**SHORT EXERCISE**:
Restate the entries word for word, omitting nothing.
<<<<
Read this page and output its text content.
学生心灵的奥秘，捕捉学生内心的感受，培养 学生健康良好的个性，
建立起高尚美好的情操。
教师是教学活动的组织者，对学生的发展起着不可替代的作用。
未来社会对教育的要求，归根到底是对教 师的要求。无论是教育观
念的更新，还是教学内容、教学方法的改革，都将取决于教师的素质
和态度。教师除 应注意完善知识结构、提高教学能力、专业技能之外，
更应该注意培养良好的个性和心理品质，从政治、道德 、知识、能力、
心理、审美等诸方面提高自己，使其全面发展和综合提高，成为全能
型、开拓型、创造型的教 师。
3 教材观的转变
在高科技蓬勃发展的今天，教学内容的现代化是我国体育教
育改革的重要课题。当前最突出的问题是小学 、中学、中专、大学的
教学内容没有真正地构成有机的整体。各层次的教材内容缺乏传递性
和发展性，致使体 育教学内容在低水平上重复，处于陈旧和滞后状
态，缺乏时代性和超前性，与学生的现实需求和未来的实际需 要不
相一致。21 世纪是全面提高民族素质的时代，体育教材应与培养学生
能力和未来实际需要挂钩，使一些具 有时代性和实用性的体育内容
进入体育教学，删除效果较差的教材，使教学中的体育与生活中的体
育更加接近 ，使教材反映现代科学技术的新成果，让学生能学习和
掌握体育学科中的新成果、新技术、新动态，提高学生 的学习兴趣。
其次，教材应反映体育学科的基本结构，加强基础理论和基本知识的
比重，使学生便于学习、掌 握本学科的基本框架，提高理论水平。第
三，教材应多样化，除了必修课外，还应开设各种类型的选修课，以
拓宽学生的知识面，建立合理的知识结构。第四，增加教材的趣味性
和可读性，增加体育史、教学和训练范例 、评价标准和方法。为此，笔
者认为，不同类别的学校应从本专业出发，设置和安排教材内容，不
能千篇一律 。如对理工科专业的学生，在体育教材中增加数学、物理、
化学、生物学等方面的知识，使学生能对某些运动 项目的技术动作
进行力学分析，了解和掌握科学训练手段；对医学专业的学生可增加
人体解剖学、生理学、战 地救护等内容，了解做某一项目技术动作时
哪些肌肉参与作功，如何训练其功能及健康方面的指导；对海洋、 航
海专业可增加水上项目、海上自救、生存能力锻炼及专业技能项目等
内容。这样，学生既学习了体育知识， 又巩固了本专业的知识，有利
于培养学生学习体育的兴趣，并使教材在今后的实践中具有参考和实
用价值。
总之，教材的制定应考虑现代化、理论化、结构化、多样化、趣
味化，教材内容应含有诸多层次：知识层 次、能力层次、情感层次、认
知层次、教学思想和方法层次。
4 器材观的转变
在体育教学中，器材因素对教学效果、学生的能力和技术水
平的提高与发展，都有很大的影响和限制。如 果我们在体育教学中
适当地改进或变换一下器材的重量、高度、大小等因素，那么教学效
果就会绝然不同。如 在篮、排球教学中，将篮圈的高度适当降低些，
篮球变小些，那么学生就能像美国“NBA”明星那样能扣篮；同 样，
>>>>
**THE RESULT**:
Read this page and output its text content.
学生心灵的奥秘，捕捉学生内心的感受，培养 学生健康良好的个性，
建立起高尚美好的情操。
教师是教学活动的组织者，对学生的发展起着不可替代的作用。
未来社会对教育的要求，归根到底是对教 师的要求。无论是教育观
念的更新，还是教学内容、教学方法的改革，都将取决于教师的素质
和态度。教师除 应注意完善知识结构、提高教学能力、专业技能之外，
更应该注意培养良好的个性和心理品质，从政治、道德 、知识、能力、
心理、审美等诸方面提高自己，使其全面发展和综合提高，成为全能
型、开拓型、创造型的教 师。
3 教材观的转变
在高科技蓬勃发展的今天，教学内容的现代化是我国体育教
育改革的重要课题。当前最突出的问题是小学 、中学、中专、大学的
教学内容没有真正地构成有机的整体。各层次的教材内容缺乏传递性
和发展性，致使体 育教学内容在低水平上重复，处于陈旧和滞后状
态，缺乏时代性和超前性，与学生的现实需求和未来的实际需 要不
相一致。21 世纪是全面提高民族素质的时代，体育教材应与培养学生
能力和未来实际需要挂钩，使一些具 有时代性和实用性的体育内容
进入体育教学，删除效果较差的教材，使教学中的体育与生活中的体
育更加接近 ，使教材反映现代科学技术的新成果，让学生能学习和
掌握体育学科中的新成果、新技术、新动态，提高学生 的学习兴趣。
其次，教材应反映体育学科的基本结构，加强基础理论和基本知识的
比重，使学生便于学习、掌 握本学科的基本框架，提高理论水平。第
三，教材应多样化，除了必修课外，还应开设各种类型的选修课，以
拓宽学生的知识面，建立合理的知识结构。第四，增加教材的趣味性
和可读性，增加体育史、教学和训练范例 、评价标准和方法。为此，笔
者认为，不同类别的学校应从本专业出发，设置和安排教材内容，不
能千篇一律 。如对理工科专业的学生，在体育教材中增加数学、物理、
化学、生物学等方面的知识，使学生能对某些运动 项目的技术动作
进行力学分析，了解和掌握科学训练手段；对医学专业的学生可增加
人体解剖学、生理学、战 地救护等内容，了解做某一项目技术动作时
哪些肌肉参与作功，如何训练其功能及健康方面的指导；对海洋、 航
海专业可增加水上项目、海上自救、生存能力锻炼及专业技能项目等
内容。这样，学生既学习了体育知识， 又巩固了本专业的知识，有利
于培养学生学习体育的兴趣，并使教材在今后的实践中具有参考和实
用价值。
总之，教材的制定应考虑现代化、理论化、结构化、多样化、趣
味化，教材内容应含有诸多层次：知识层 次、能力层次、情感层次、认
知层次、教学思想和方法层次。
4 器材观的转变
在体育教学中，器材因素对教学效果、学生的能力和技术水
平的提高与发展，都有很大的影响和限制。如 果我们在体育教学中
适当地改进或变换一下器材的重量、高度、大小等因素，那么教学效
果就会绝然不同。如 在篮、排球教学中，将篮圈的高度适当降低些，
篮球变小些，那么学生就能像美国“NBA”明星那样能扣篮；同 样，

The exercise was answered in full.